### Problem requirements
Edit the material from the start through the line with "list-item xyxy=(205,764,649,794)", both ends included, swapping "Reply" for "Respond" and leaving everything else as it is.

### Given records
━━━━━━

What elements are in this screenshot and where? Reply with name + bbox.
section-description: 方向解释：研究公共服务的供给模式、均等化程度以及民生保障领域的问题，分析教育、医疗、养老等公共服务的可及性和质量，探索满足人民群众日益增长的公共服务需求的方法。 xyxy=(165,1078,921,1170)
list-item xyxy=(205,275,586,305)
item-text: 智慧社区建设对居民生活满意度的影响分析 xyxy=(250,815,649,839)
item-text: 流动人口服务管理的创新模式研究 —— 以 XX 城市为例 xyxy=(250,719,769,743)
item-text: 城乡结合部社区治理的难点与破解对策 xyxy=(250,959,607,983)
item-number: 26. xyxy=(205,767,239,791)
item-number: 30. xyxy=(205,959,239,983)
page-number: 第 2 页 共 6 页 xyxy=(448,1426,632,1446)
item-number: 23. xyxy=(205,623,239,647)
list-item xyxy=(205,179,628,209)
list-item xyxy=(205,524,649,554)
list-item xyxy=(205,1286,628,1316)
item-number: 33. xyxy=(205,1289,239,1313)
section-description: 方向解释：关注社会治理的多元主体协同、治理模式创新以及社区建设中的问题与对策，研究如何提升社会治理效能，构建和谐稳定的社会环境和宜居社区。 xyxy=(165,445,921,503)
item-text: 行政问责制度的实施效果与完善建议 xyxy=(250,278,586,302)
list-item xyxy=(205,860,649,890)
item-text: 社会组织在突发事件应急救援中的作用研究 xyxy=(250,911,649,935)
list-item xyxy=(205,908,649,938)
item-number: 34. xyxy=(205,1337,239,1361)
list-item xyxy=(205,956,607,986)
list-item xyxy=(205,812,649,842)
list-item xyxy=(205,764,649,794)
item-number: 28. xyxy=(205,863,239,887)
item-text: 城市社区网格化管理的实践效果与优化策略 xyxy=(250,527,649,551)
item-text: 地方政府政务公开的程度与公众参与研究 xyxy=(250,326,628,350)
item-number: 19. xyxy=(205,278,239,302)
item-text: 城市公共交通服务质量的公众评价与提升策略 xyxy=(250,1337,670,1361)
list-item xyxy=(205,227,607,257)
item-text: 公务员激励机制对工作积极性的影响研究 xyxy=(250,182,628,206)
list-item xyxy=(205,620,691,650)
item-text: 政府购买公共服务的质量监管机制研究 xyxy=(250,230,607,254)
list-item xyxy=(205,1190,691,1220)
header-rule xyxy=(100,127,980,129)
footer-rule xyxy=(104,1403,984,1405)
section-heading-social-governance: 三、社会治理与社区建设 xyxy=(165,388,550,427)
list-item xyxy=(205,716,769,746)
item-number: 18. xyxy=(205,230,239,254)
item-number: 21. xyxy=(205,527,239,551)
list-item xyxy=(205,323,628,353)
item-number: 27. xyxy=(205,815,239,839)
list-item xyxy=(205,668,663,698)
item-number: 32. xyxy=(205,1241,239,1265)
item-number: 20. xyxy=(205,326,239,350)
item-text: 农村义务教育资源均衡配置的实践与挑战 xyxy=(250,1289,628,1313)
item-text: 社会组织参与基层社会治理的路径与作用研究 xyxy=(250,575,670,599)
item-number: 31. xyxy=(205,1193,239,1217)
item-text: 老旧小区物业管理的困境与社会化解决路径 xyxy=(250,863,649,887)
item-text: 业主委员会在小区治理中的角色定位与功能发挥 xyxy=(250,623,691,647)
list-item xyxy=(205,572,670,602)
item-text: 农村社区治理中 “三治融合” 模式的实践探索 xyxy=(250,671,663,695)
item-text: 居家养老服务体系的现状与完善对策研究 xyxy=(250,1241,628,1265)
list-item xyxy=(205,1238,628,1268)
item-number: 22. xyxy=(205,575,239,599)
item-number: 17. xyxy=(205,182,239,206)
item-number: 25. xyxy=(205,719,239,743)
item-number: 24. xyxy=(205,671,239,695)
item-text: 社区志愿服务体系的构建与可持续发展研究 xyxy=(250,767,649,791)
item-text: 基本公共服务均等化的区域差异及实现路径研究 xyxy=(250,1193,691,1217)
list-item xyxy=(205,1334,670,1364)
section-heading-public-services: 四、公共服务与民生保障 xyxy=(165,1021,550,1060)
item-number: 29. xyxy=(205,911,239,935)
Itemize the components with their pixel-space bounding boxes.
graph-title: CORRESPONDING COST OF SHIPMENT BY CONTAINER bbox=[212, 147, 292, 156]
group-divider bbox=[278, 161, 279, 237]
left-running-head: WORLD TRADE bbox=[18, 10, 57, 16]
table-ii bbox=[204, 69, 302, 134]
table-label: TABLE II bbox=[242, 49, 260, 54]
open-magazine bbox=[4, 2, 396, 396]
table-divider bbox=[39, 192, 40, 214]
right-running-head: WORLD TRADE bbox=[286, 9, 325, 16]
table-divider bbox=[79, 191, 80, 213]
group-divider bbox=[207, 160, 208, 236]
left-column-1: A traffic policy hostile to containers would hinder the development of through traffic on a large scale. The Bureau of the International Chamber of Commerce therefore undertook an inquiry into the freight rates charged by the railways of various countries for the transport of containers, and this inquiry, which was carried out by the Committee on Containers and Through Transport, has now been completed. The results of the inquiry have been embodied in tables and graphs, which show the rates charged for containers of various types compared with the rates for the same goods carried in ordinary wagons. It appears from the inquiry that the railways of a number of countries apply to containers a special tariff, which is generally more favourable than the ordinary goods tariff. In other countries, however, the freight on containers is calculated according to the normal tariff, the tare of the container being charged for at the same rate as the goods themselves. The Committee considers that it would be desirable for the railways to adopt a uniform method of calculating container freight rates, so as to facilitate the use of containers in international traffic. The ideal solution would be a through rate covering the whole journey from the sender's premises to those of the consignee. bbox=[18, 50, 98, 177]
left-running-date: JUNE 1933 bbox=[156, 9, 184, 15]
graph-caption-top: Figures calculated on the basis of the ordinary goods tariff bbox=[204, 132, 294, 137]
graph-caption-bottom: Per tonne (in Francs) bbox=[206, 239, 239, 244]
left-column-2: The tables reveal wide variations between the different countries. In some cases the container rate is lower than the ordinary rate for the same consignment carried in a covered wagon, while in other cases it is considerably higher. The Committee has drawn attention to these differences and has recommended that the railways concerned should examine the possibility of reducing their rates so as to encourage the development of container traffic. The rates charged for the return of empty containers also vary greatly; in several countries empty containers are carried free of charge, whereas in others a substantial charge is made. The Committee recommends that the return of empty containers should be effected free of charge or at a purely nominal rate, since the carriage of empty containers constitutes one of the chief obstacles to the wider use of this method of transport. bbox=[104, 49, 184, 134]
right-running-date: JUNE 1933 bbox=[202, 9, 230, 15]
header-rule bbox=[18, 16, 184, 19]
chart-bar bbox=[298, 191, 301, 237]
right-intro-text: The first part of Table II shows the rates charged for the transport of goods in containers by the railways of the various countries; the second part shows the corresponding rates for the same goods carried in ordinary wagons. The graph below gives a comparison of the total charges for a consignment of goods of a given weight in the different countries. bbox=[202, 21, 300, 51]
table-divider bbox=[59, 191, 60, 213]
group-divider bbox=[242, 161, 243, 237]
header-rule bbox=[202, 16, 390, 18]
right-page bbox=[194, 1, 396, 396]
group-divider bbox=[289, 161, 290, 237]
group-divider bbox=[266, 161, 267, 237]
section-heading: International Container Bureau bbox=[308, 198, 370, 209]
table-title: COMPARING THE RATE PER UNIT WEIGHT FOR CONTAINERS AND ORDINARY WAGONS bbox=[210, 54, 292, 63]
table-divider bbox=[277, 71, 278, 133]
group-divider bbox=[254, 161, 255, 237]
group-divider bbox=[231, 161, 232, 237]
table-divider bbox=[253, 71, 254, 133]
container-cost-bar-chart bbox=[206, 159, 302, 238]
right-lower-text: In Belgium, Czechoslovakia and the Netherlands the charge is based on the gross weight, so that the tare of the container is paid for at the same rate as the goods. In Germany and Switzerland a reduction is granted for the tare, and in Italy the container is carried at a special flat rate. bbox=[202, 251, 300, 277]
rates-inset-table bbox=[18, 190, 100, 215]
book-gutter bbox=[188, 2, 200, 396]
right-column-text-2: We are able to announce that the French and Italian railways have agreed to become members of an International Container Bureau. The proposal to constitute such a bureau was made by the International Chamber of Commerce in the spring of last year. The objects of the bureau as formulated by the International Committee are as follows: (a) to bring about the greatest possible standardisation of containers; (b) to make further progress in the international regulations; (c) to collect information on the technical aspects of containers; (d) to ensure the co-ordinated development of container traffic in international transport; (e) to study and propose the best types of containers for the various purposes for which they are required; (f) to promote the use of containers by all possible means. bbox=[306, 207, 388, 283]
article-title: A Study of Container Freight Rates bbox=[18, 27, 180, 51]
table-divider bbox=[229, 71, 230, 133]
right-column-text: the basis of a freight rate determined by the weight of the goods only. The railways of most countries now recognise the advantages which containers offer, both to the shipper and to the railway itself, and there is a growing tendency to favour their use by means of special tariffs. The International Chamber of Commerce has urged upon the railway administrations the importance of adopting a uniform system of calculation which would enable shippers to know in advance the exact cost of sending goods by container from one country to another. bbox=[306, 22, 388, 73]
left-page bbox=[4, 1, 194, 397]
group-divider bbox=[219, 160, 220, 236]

━━━━━━

### Exercise answer
What elements are in this screenshot and where? Respond with name + bbox.
section-description: 方向解释：研究公共服务的供给模式、均等化程度以及民生保障领域的问题，分析教育、医疗、养老等公共服务的可及性和质量，探索满足人民群众日益增长的公共服务需求的方法。 xyxy=(165,1078,921,1170)
list-item xyxy=(205,275,586,305)
item-text: 智慧社区建设对居民生活满意度的影响分析 xyxy=(250,815,649,839)
item-text: 流动人口服务管理的创新模式研究 —— 以 XX 城市为例 xyxy=(250,719,769,743)
item-text: 城乡结合部社区治理的难点与破解对策 xyxy=(250,959,607,983)
item-number: 26. xyxy=(205,767,239,791)
item-number: 30. xyxy=(205,959,239,983)
page-number: 第 2 页 共 6 页 xyxy=(448,1426,632,1446)
item-number: 23. xyxy=(205,623,239,647)
list-item xyxy=(205,179,628,209)
list-item xyxy=(205,524,649,554)
list-item xyxy=(205,1286,628,1316)
item-number: 33. xyxy=(205,1289,239,1313)
section-description: 方向解释：关注社会治理的多元主体协同、治理模式创新以及社区建设中的问题与对策，研究如何提升社会治理效能，构建和谐稳定的社会环境和宜居社区。 xyxy=(165,445,921,503)
item-text: 行政问责制度的实施效果与完善建议 xyxy=(250,278,586,302)
list-item xyxy=(205,860,649,890)
item-text: 社会组织在突发事件应急救援中的作用研究 xyxy=(250,911,649,935)
list-item xyxy=(205,908,649,938)
item-number: 34. xyxy=(205,1337,239,1361)
list-item xyxy=(205,956,607,986)
list-item xyxy=(205,812,649,842)
list-item xyxy=(205,764,649,794)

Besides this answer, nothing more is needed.